-------- Brano da leggere

Per tutti gli altri invece, i prossimi mesi saranno probabilmente una sofferenza, non fosse altro per la voglia di fare quello che per il momento ci viene consigliato di non fare… Avete mai provato a non pensare a un elefante dopo che vi hanno ordinato di non farlo? Impossibile.
Che cosa ci attende allora? Lo sforzo che ci viene richiesto è grande, viene da sorridere pensando alle braccia tese in maniera automatica con l’intento di stringere una mano, velocemente ritirate all’ultimo secondo, per evitare il contatto. Sorridiamo meno, pensando alla frustrazione di due amici che si incontrano e si trovano costretti a far evaporare un abbraccio in un semplice sorriso, con la bocca storta a esprimere la loro frustrazione.

----------------
-------- Righe di dati

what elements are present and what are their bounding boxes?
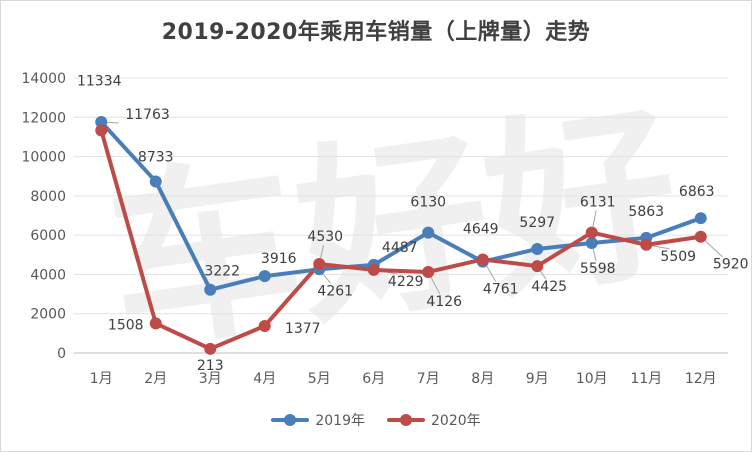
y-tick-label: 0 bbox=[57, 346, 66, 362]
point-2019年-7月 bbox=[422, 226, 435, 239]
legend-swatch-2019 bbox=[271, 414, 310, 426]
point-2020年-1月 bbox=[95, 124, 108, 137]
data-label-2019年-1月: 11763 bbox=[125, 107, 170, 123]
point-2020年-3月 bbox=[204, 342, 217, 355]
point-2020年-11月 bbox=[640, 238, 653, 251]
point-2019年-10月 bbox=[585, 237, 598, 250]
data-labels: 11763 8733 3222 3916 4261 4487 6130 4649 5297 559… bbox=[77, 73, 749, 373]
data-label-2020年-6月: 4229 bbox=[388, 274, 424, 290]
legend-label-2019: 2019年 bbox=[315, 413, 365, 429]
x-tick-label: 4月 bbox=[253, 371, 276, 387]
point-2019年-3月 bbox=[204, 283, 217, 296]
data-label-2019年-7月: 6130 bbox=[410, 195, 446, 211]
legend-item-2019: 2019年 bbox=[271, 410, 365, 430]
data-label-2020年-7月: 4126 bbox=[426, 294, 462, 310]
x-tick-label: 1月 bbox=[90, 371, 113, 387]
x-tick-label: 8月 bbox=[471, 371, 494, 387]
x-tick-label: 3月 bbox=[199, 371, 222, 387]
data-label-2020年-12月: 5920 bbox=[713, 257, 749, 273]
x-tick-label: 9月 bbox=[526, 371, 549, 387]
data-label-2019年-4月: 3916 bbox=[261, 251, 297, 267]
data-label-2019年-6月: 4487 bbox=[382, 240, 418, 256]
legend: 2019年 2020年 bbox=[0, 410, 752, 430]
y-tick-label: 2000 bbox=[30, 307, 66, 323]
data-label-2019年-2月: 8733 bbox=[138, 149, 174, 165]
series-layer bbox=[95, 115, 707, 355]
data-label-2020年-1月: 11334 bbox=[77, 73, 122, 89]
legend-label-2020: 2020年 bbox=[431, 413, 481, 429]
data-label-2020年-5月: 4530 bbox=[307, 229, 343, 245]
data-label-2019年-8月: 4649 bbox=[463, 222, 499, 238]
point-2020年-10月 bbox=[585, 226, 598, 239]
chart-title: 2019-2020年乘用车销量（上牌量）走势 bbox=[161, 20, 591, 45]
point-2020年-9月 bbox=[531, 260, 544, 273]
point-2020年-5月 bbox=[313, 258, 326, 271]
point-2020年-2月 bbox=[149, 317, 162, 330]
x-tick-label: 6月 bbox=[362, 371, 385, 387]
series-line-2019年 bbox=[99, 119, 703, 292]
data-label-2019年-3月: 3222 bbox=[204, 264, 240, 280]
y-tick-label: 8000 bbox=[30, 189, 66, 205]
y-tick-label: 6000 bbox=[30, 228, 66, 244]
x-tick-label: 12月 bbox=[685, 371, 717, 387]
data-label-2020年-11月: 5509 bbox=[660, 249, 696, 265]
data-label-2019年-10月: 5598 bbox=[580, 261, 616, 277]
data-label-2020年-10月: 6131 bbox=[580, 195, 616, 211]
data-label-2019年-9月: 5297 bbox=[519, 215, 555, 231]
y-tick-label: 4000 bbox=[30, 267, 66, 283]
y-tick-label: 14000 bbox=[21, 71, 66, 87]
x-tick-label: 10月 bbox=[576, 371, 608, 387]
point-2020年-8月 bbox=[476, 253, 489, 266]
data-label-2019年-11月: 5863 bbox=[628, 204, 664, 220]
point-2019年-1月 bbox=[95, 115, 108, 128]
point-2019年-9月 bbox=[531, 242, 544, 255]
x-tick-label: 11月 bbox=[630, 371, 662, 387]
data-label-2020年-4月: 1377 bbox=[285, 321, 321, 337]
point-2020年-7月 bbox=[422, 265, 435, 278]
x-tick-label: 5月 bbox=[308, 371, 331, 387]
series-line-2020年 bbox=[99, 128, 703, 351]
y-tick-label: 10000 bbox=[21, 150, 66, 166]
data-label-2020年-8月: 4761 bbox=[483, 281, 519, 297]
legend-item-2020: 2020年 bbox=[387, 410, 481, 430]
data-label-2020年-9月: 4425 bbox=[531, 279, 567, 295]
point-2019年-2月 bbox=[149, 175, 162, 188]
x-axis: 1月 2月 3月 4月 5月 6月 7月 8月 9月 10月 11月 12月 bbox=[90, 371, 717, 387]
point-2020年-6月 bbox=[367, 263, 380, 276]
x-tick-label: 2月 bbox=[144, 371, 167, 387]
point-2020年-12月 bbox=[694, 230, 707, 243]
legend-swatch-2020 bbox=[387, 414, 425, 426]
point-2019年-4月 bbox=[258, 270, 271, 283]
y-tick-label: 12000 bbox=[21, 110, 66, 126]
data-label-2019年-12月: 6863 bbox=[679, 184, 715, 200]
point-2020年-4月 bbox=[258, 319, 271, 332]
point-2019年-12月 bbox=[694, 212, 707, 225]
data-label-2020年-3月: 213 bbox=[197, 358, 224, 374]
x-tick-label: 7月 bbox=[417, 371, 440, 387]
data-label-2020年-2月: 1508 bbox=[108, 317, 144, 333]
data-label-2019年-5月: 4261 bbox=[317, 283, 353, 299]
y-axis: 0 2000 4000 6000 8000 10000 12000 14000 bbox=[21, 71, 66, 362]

----------------

- Attività da svolgere
a) Elenca tutte le parti del corpo nominate nel brano.
b) Secondo il brano, in che cosa i due amici che si incontrano sono costretti a trasformare un abbraccio?
c) Ricopia dal brano tutto il testo che va da "Che cosa ci" fino a "la loro frustrazione.".
Le voci provengono da una fonte diversa da quella del brano.

- Soluzioni
a) braccia, mano, bocca

b) In un semplice sorriso.

c)
Che cosa ci attende allora? Lo sforzo che ci viene richiesto è grande, viene da sorridere pensando alle braccia tese in maniera automatica con l’intento di stringere una mano, velocemente ritirate all’ultimo secondo, per evitare il contatto. Sorridiamo meno, pensando alla frustrazione di due amici che si incontrano e si trovano costretti a far evaporare un abbraccio in un semplice sorriso, con la bocca storta a esprimere la loro frustrazione.